** BEGIN LISTED RECORDS **

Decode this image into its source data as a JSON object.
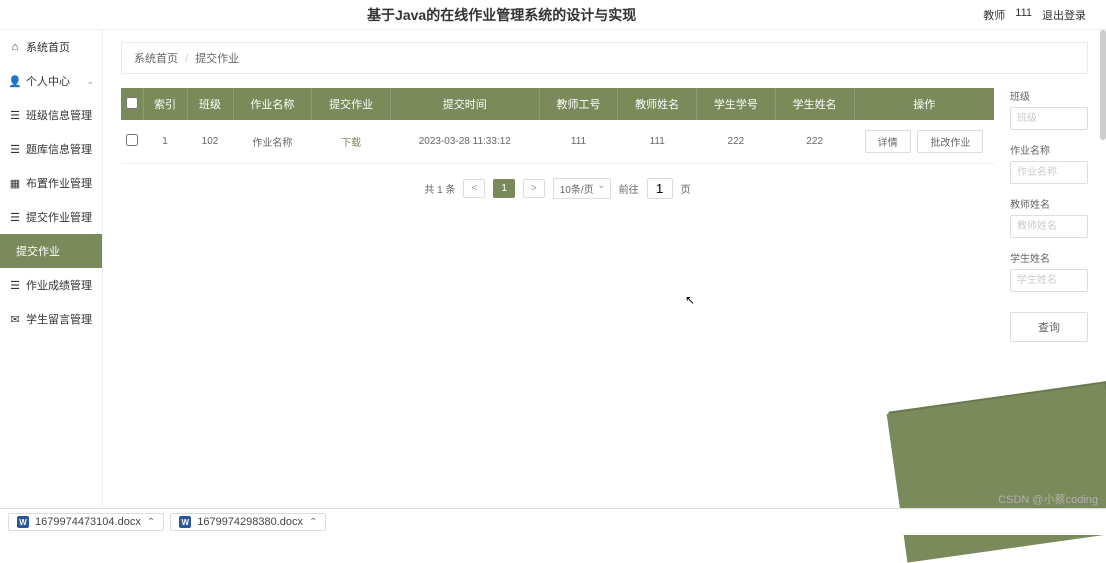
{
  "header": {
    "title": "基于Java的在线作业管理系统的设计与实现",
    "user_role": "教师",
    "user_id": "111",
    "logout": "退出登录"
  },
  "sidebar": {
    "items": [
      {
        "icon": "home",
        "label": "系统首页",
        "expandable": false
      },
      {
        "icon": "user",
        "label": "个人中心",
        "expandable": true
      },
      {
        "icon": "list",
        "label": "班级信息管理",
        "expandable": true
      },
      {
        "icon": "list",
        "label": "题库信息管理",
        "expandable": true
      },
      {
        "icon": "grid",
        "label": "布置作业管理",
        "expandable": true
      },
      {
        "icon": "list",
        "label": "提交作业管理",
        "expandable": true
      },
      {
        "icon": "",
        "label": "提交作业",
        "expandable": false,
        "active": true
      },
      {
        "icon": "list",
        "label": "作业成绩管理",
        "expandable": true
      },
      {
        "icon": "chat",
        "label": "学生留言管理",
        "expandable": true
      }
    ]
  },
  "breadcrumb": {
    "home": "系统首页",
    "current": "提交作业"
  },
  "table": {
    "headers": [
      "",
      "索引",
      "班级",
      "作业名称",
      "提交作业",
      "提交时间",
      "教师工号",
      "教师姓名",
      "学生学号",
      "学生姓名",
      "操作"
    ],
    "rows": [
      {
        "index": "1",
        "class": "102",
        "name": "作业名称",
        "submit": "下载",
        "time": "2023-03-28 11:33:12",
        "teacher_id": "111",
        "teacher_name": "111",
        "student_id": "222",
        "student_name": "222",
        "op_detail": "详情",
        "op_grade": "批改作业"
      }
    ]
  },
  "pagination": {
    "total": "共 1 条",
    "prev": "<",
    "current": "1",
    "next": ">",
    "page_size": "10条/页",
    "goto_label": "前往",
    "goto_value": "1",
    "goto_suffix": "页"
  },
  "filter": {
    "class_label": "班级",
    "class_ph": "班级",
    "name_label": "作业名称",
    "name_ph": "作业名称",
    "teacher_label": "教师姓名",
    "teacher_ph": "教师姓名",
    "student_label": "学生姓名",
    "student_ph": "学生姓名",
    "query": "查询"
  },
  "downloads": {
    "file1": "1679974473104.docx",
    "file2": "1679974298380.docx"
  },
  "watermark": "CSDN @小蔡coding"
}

** END LISTED RECORDS **

Working from the entries above, return all lines that contain "作业名称".

◆ SOLUTION TO THE EXERCISE ◆
      "作业名称",
        "name": "作业名称",
    "name_label": "作业名称",
    "name_ph": "作业名称",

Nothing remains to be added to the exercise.